_Set problem_:
Your task is to transcribe all of the data below exactly, omitting the images.

_Records to process_:

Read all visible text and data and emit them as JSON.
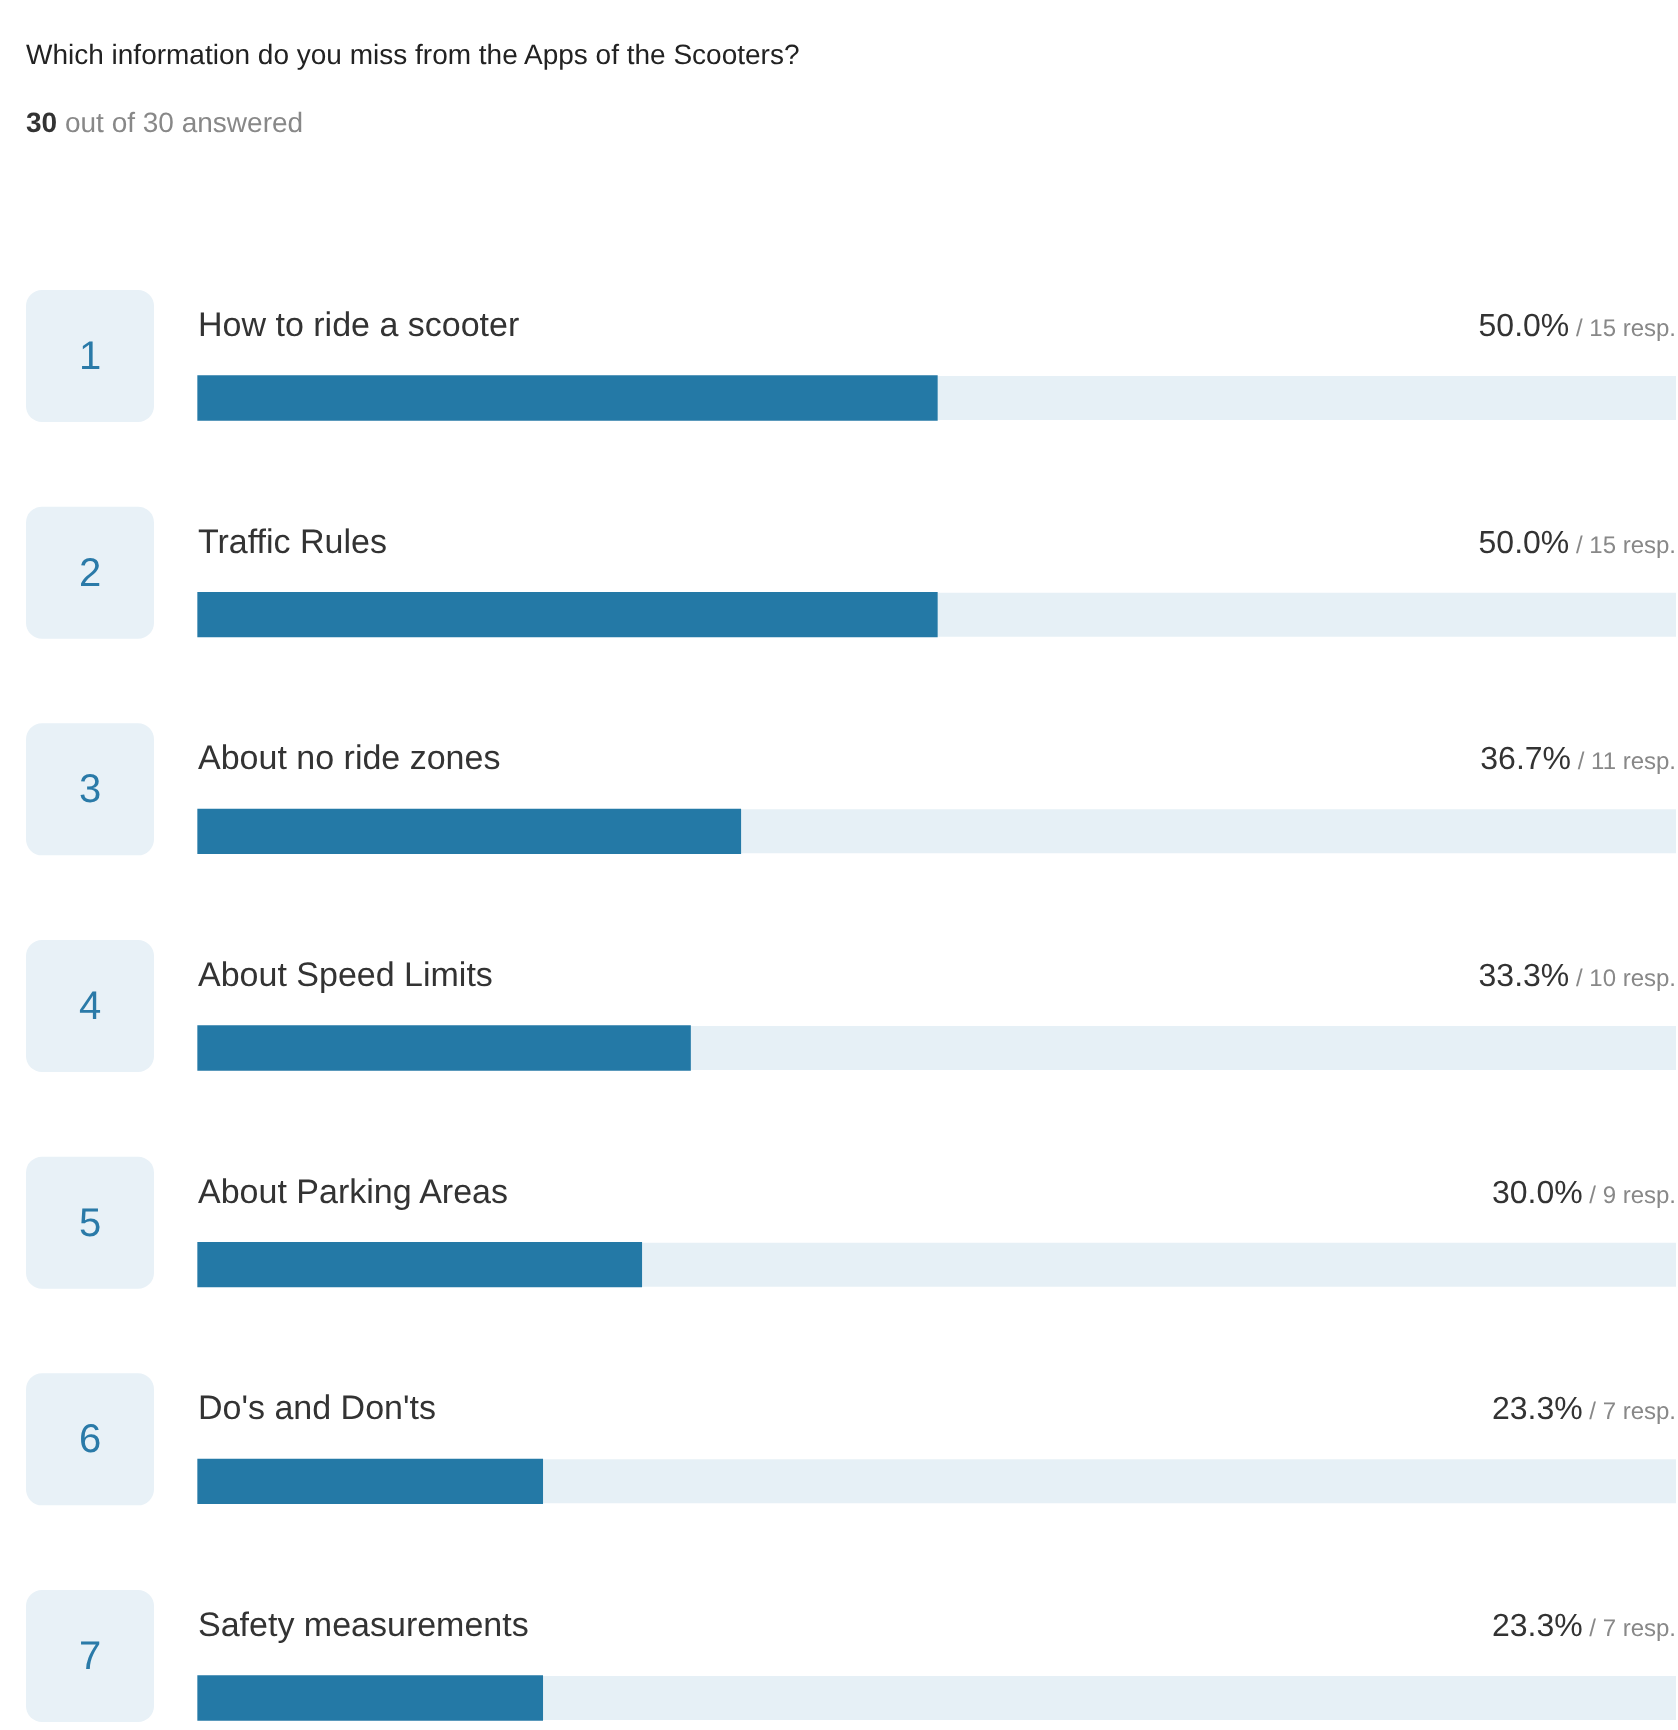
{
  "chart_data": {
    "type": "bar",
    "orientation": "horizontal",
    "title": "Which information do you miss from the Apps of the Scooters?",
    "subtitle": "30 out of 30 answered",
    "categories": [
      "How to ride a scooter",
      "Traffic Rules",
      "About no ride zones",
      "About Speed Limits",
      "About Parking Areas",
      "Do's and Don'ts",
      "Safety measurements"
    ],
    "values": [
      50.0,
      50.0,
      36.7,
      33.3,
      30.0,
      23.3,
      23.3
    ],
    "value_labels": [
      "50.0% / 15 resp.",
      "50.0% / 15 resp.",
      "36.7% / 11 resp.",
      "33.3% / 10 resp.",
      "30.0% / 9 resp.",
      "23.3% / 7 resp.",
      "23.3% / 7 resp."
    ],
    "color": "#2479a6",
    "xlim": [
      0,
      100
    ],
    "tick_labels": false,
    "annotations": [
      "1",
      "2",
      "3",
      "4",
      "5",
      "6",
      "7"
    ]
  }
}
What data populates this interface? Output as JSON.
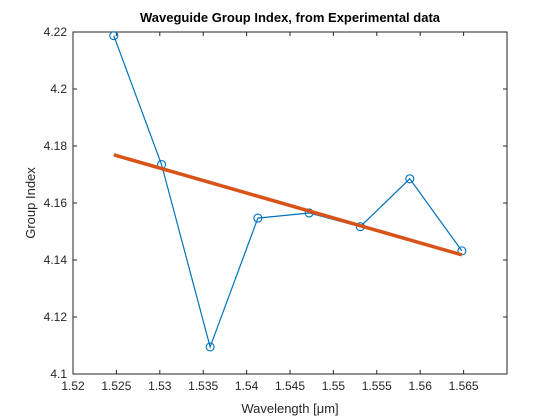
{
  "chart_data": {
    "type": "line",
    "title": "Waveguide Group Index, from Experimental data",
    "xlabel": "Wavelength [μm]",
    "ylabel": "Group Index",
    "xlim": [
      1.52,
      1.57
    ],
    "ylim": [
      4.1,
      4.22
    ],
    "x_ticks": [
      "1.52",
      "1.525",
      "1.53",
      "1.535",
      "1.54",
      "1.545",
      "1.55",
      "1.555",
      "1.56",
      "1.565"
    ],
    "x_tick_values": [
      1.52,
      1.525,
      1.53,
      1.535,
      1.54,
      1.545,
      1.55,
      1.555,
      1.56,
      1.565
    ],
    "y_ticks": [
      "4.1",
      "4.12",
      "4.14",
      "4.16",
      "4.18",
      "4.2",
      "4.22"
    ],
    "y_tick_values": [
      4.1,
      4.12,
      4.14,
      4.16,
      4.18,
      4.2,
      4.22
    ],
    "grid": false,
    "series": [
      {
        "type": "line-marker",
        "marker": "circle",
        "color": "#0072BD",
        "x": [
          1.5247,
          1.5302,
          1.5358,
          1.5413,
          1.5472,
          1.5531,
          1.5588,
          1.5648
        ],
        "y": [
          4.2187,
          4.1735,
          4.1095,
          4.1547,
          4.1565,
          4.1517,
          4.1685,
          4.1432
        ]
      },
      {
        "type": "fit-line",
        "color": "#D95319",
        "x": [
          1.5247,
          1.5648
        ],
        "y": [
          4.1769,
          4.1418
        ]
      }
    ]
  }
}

_Solution to this problem_:
Read all visible text and data and emit them as JSON.
{
  "chart_data": {
    "type": "bar",
    "orientation": "horizontal",
    "title": "Which information do you miss from the Apps of the Scooters?",
    "subtitle": "30 out of 30 answered",
    "categories": [
      "How to ride a scooter",
      "Traffic Rules",
      "About no ride zones",
      "About Speed Limits",
      "About Parking Areas",
      "Do's and Don'ts",
      "Safety measurements"
    ],
    "values": [
      50.0,
      50.0,
      36.7,
      33.3,
      30.0,
      23.3,
      23.3
    ],
    "value_labels": [
      "50.0% / 15 resp.",
      "50.0% / 15 resp.",
      "36.7% / 11 resp.",
      "33.3% / 10 resp.",
      "30.0% / 9 resp.",
      "23.3% / 7 resp.",
      "23.3% / 7 resp."
    ],
    "color": "#2479a6",
    "xlim": [
      0,
      100
    ],
    "tick_labels": false,
    "annotations": [
      "1",
      "2",
      "3",
      "4",
      "5",
      "6",
      "7"
    ]
  }
}
What data populates this interface? Output as JSON.
{
  "chart_data": {
    "type": "line",
    "title": "Waveguide Group Index, from Experimental data",
    "xlabel": "Wavelength [μm]",
    "ylabel": "Group Index",
    "xlim": [
      1.52,
      1.57
    ],
    "ylim": [
      4.1,
      4.22
    ],
    "x_ticks": [
      "1.52",
      "1.525",
      "1.53",
      "1.535",
      "1.54",
      "1.545",
      "1.55",
      "1.555",
      "1.56",
      "1.565"
    ],
    "x_tick_values": [
      1.52,
      1.525,
      1.53,
      1.535,
      1.54,
      1.545,
      1.55,
      1.555,
      1.56,
      1.565
    ],
    "y_ticks": [
      "4.1",
      "4.12",
      "4.14",
      "4.16",
      "4.18",
      "4.2",
      "4.22"
    ],
    "y_tick_values": [
      4.1,
      4.12,
      4.14,
      4.16,
      4.18,
      4.2,
      4.22
    ],
    "grid": false,
    "series": [
      {
        "type": "line-marker",
        "marker": "circle",
        "color": "#0072BD",
        "x": [
          1.5247,
          1.5302,
          1.5358,
          1.5413,
          1.5472,
          1.5531,
          1.5588,
          1.5648
        ],
        "y": [
          4.2187,
          4.1735,
          4.1095,
          4.1547,
          4.1565,
          4.1517,
          4.1685,
          4.1432
        ]
      },
      {
        "type": "fit-line",
        "color": "#D95319",
        "x": [
          1.5247,
          1.5648
        ],
        "y": [
          4.1769,
          4.1418
        ]
      }
    ]
  }
}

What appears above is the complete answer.